WHAT IS EXPECTED: Return all of the data exactly, with nothing left out but the pictures.

EXTRACTED MATERIAL:

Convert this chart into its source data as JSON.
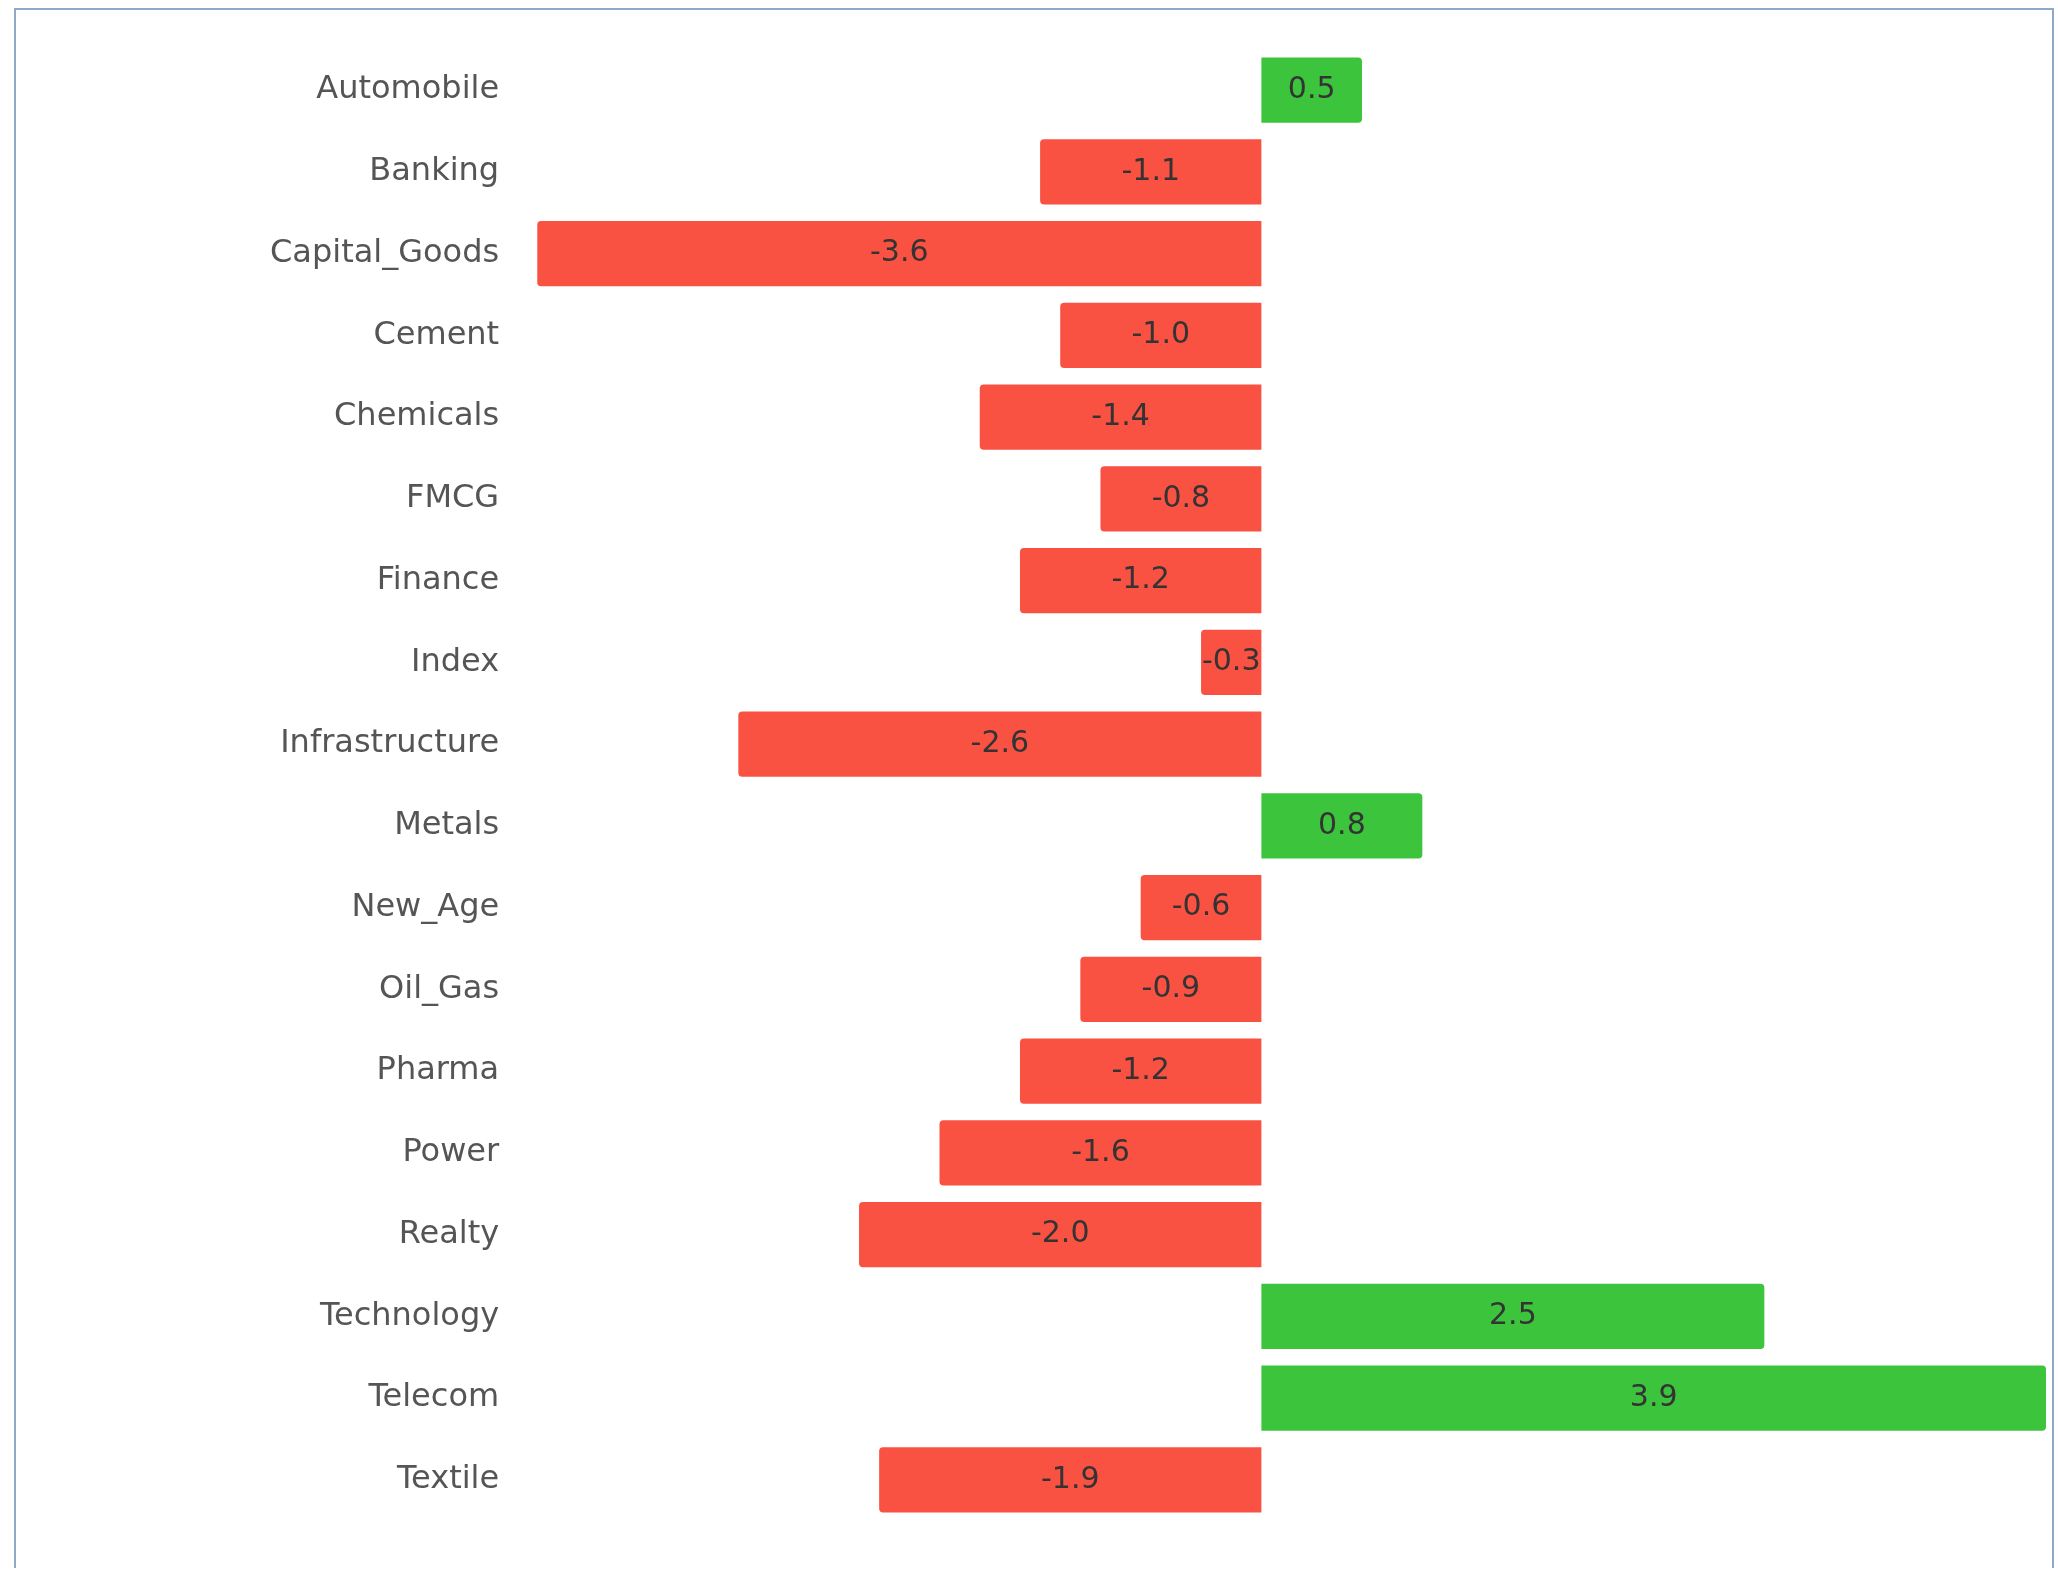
{
  "chart_data": {
    "type": "bar",
    "orientation": "horizontal",
    "categories": [
      "Automobile",
      "Banking",
      "Capital_Goods",
      "Cement",
      "Chemicals",
      "FMCG",
      "Finance",
      "Index",
      "Infrastructure",
      "Metals",
      "New_Age",
      "Oil_Gas",
      "Pharma",
      "Power",
      "Realty",
      "Technology",
      "Telecom",
      "Textile"
    ],
    "values": [
      0.5,
      -1.1,
      -3.6,
      -1.0,
      -1.4,
      -0.8,
      -1.2,
      -0.3,
      -2.6,
      0.8,
      -0.6,
      -0.9,
      -1.2,
      -1.6,
      -2.0,
      2.5,
      3.9,
      -1.9
    ],
    "colors": [
      "#3cc43c",
      "#fa5242",
      "#fa5242",
      "#fa5242",
      "#fa5242",
      "#fa5242",
      "#fa5242",
      "#fa5242",
      "#fa5242",
      "#3cc43c",
      "#fa5242",
      "#fa5242",
      "#fa5242",
      "#fa5242",
      "#fa5242",
      "#3cc43c",
      "#3cc43c",
      "#fa5242"
    ],
    "value_labels": [
      "0.5",
      "-1.1",
      "-3.6",
      "-1.0",
      "-1.4",
      "-0.8",
      "-1.2",
      "-0.3",
      "-2.6",
      "0.8",
      "-0.6",
      "-0.9",
      "-1.2",
      "-1.6",
      "-2.0",
      "2.5",
      "3.9",
      "-1.9"
    ]
  }
}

RESPONSE TO THIS EXERCISE:
Convert this chart into its source data as JSON.
{
  "chart_data": {
    "type": "bar",
    "orientation": "horizontal",
    "categories": [
      "Automobile",
      "Banking",
      "Capital_Goods",
      "Cement",
      "Chemicals",
      "FMCG",
      "Finance",
      "Index",
      "Infrastructure",
      "Metals",
      "New_Age",
      "Oil_Gas",
      "Pharma",
      "Power",
      "Realty",
      "Technology",
      "Telecom",
      "Textile"
    ],
    "values": [
      0.5,
      -1.1,
      -3.6,
      -1.0,
      -1.4,
      -0.8,
      -1.2,
      -0.3,
      -2.6,
      0.8,
      -0.6,
      -0.9,
      -1.2,
      -1.6,
      -2.0,
      2.5,
      3.9,
      -1.9
    ],
    "colors": [
      "#3cc43c",
      "#fa5242",
      "#fa5242",
      "#fa5242",
      "#fa5242",
      "#fa5242",
      "#fa5242",
      "#fa5242",
      "#fa5242",
      "#3cc43c",
      "#fa5242",
      "#fa5242",
      "#fa5242",
      "#fa5242",
      "#fa5242",
      "#3cc43c",
      "#3cc43c",
      "#fa5242"
    ],
    "value_labels": [
      "0.5",
      "-1.1",
      "-3.6",
      "-1.0",
      "-1.4",
      "-0.8",
      "-1.2",
      "-0.3",
      "-2.6",
      "0.8",
      "-0.6",
      "-0.9",
      "-1.2",
      "-1.6",
      "-2.0",
      "2.5",
      "3.9",
      "-1.9"
    ]
  }
}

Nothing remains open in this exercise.